(WHAT TO WORK ON) Return the count of lines that hold the string "Output", with no other words.
--- DATA SHOWN ---
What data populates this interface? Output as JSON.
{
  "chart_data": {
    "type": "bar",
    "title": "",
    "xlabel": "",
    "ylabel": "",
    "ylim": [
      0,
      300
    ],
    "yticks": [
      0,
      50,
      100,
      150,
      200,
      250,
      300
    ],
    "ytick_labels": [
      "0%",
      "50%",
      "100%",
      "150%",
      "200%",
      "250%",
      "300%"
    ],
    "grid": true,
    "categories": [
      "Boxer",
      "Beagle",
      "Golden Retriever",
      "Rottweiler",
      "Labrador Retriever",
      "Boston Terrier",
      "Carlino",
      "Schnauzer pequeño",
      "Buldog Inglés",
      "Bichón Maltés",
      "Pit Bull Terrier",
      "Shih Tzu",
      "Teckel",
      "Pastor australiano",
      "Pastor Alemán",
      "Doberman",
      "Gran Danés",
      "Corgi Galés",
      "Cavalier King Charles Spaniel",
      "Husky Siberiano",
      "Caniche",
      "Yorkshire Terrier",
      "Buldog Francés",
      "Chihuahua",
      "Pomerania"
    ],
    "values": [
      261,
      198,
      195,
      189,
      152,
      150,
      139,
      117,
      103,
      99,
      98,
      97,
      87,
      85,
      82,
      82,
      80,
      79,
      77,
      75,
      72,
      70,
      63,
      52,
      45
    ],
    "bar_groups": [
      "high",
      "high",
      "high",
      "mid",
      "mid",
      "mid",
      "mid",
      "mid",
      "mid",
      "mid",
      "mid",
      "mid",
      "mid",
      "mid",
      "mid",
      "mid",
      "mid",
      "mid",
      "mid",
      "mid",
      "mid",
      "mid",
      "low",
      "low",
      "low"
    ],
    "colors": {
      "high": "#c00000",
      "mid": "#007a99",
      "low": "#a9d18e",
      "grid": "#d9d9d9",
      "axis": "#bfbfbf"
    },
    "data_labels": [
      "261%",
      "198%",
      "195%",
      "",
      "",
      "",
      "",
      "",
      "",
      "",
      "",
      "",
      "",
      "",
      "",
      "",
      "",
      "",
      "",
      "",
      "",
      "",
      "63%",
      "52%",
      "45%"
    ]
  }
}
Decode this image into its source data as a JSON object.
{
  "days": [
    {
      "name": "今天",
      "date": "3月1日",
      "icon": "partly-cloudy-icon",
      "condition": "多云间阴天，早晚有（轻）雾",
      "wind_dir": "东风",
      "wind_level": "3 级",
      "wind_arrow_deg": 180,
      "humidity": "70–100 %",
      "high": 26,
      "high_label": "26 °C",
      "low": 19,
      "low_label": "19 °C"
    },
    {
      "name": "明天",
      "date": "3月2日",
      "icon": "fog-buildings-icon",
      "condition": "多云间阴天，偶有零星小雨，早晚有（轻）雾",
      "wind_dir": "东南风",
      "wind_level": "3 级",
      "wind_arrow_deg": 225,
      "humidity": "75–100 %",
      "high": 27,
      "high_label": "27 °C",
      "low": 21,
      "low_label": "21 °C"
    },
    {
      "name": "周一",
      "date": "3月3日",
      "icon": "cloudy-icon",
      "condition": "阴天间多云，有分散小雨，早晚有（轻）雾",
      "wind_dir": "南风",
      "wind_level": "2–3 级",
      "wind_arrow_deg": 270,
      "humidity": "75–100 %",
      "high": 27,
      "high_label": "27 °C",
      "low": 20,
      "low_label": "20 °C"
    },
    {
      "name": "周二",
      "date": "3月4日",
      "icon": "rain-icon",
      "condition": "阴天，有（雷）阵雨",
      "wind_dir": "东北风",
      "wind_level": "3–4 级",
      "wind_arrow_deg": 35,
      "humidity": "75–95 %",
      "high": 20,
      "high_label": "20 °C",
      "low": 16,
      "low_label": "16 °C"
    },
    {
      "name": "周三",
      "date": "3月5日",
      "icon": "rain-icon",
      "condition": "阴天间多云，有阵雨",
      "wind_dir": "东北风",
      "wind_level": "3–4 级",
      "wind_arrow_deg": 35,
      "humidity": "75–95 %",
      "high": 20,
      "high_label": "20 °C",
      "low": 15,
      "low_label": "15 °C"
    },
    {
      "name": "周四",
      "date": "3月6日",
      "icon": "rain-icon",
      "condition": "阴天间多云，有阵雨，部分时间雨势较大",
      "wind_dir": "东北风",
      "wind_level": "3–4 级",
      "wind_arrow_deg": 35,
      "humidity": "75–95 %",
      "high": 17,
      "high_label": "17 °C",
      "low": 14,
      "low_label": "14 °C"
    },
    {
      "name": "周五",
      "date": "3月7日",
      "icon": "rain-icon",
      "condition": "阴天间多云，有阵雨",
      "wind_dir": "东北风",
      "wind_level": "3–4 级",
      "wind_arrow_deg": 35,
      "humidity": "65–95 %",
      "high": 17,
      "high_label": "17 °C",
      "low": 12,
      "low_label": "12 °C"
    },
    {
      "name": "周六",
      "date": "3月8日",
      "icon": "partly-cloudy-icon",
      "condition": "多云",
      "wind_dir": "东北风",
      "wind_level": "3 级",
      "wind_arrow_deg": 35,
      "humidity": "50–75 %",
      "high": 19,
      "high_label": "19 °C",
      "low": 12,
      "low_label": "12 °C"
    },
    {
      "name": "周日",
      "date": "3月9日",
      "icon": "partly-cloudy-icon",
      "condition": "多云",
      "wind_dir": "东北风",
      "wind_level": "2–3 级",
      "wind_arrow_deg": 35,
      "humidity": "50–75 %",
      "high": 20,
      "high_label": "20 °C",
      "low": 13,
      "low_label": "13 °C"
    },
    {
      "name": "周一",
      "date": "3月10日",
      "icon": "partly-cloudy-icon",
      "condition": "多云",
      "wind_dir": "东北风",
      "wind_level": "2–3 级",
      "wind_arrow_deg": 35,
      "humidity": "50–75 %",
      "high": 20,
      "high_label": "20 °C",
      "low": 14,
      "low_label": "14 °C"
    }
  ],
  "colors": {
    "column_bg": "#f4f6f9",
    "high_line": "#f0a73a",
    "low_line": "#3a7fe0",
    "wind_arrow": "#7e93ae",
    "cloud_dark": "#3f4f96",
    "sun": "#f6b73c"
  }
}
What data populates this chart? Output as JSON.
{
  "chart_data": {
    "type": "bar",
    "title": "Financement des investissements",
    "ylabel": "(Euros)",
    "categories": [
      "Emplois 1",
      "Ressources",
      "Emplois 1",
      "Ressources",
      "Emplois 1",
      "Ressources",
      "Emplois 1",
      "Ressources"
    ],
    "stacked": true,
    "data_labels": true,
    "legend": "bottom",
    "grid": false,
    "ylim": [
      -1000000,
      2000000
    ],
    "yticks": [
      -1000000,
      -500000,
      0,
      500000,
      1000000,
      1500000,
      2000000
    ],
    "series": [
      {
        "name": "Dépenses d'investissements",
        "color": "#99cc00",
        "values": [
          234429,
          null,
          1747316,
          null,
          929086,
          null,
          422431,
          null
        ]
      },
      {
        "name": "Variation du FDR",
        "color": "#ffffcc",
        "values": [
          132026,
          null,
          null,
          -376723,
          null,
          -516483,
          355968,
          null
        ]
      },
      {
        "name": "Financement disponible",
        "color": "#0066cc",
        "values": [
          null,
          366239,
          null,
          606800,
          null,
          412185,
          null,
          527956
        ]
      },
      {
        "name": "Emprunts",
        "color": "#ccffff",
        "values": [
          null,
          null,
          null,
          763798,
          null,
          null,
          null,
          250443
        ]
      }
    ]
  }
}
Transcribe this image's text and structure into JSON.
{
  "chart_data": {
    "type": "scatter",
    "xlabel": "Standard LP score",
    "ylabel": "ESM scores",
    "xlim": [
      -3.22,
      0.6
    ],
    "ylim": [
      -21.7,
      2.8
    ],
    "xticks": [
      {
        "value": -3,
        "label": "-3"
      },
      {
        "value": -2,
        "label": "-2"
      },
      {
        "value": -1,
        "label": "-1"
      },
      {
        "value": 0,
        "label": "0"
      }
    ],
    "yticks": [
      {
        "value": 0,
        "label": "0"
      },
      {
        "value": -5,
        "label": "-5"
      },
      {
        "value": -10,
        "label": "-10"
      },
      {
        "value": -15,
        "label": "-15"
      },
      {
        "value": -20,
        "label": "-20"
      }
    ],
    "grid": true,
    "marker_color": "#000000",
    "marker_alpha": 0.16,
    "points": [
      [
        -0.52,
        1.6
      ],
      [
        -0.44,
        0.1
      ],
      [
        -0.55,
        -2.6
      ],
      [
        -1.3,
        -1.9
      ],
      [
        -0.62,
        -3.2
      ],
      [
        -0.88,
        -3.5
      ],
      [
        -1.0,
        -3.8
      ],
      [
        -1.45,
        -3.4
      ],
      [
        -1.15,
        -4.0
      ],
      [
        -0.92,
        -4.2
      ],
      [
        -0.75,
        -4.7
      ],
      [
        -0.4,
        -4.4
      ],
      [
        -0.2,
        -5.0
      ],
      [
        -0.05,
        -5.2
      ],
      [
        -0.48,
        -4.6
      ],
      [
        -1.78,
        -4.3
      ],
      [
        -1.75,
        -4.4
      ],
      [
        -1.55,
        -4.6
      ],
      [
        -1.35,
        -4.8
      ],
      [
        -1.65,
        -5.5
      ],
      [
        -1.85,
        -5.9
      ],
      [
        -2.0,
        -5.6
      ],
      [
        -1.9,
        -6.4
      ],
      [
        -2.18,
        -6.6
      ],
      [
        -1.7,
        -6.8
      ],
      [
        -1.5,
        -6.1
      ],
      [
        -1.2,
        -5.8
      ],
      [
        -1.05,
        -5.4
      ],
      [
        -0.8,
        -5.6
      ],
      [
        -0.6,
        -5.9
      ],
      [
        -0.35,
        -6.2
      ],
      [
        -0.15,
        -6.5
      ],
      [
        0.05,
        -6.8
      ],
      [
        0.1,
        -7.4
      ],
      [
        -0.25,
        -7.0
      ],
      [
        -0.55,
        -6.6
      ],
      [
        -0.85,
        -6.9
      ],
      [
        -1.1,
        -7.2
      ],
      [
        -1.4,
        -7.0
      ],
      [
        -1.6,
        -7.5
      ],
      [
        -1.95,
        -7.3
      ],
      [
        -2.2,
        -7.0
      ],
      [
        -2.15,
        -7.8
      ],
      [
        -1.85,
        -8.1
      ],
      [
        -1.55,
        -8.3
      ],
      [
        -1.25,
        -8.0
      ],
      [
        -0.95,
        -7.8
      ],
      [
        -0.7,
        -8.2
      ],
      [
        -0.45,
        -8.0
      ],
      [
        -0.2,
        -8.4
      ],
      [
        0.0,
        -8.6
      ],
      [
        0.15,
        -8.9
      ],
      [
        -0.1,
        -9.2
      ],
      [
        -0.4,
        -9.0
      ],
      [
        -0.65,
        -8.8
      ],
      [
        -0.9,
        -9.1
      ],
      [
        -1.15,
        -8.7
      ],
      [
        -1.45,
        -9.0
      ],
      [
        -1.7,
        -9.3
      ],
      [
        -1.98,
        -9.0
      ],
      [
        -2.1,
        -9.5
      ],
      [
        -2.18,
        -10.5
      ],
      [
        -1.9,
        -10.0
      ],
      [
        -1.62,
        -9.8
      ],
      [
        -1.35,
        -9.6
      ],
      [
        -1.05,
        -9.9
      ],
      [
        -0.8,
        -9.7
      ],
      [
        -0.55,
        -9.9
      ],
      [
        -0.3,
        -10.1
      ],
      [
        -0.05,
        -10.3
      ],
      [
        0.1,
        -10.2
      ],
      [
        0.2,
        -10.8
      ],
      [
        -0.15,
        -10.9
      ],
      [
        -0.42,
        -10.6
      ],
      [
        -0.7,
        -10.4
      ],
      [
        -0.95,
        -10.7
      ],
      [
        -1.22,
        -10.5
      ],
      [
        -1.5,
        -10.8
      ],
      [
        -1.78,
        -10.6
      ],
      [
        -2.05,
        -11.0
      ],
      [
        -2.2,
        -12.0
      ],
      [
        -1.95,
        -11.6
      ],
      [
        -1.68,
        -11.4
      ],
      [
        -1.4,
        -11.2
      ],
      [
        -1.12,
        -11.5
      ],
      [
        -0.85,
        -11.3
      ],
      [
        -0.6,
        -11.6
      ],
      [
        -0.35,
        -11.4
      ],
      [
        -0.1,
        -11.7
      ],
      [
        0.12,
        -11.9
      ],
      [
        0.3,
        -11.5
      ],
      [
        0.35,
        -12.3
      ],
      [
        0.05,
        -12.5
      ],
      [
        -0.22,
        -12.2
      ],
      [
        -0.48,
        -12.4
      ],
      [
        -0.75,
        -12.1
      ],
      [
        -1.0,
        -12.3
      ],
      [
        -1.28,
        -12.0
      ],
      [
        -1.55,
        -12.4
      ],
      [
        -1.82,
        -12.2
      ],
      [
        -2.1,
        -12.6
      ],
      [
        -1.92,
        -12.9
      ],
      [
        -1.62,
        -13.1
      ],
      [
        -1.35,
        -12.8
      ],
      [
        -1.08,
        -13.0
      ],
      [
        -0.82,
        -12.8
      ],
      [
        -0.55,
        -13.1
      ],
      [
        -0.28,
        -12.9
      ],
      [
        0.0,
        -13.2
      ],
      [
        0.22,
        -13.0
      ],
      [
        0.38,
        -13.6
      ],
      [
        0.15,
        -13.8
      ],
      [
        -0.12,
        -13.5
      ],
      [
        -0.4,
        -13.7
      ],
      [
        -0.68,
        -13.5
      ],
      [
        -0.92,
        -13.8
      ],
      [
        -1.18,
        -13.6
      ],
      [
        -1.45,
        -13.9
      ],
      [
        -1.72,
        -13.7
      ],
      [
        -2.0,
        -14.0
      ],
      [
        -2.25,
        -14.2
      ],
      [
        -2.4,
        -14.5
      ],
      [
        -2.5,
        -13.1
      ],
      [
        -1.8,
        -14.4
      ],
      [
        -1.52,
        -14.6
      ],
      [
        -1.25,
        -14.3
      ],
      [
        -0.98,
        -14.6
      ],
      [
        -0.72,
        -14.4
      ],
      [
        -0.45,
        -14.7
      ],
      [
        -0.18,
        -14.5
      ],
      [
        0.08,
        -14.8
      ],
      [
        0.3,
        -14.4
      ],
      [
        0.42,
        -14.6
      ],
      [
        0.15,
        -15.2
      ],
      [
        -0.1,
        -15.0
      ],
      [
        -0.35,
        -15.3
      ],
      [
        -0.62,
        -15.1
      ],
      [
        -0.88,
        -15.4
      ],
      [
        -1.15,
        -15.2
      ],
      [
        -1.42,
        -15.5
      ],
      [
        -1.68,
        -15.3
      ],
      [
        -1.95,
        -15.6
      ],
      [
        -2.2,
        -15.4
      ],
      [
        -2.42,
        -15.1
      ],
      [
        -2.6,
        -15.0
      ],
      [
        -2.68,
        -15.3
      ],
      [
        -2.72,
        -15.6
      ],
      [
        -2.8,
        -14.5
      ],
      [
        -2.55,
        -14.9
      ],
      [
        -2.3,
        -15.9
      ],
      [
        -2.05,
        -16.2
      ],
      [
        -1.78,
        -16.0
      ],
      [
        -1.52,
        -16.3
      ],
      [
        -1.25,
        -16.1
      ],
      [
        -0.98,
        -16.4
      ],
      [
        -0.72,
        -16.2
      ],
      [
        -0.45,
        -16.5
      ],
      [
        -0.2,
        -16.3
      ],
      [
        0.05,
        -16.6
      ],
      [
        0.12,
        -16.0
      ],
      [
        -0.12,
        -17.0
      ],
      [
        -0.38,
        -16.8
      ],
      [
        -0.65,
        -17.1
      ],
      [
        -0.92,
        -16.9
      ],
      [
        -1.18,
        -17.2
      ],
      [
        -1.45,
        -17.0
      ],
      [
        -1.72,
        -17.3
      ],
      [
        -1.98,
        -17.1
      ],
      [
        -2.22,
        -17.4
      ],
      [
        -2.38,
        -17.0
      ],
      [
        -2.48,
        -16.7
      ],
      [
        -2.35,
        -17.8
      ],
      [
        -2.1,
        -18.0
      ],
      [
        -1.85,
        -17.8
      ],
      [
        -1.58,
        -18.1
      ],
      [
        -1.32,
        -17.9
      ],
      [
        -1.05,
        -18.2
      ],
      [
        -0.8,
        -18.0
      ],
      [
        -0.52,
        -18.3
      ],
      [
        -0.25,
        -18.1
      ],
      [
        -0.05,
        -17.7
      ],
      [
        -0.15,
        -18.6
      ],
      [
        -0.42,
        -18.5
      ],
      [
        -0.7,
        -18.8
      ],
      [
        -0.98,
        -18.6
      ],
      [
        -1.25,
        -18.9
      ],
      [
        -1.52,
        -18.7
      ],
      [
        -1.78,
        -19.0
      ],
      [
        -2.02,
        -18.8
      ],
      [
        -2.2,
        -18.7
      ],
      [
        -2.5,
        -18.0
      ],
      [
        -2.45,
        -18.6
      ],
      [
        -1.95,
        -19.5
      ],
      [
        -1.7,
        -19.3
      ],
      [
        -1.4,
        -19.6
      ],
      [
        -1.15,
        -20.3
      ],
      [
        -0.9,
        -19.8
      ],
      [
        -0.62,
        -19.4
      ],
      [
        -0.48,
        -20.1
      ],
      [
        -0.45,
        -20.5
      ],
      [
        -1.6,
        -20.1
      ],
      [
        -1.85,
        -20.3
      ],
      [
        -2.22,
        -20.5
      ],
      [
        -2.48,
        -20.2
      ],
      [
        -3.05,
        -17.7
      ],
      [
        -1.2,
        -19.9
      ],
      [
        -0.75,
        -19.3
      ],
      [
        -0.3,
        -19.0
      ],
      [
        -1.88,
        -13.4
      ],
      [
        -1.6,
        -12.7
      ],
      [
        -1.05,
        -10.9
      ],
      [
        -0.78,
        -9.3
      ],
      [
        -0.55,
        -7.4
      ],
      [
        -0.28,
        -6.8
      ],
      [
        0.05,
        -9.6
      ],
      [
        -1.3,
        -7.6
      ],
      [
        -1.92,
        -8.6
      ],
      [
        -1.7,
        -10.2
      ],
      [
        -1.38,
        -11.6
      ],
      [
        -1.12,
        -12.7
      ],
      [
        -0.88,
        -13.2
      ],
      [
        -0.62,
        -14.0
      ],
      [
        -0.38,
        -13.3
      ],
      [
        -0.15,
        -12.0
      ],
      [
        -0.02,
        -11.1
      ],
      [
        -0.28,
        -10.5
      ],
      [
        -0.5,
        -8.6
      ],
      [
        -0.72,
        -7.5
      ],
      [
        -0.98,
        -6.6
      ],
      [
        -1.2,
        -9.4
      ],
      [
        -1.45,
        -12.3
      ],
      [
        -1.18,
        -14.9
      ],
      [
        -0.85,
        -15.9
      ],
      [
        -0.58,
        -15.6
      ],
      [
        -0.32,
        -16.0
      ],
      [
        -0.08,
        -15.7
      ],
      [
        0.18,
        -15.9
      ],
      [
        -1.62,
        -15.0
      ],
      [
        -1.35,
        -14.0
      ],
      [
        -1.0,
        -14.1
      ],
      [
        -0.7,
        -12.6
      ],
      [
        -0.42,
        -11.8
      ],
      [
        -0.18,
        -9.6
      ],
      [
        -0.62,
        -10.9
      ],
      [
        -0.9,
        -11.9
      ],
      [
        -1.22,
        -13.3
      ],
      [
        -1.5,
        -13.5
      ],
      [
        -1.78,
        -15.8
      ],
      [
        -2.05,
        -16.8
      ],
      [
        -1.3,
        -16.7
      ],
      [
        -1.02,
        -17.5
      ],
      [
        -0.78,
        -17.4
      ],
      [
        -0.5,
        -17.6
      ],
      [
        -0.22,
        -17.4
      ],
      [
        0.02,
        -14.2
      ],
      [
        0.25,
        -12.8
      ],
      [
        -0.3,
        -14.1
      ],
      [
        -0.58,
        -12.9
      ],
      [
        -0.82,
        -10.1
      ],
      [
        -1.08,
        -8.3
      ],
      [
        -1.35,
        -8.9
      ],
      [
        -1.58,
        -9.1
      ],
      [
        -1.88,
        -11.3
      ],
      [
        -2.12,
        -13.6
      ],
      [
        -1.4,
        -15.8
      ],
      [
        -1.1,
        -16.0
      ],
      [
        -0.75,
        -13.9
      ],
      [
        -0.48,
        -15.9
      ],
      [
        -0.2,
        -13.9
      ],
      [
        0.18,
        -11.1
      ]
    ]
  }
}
---
(TASK ANSWER) 2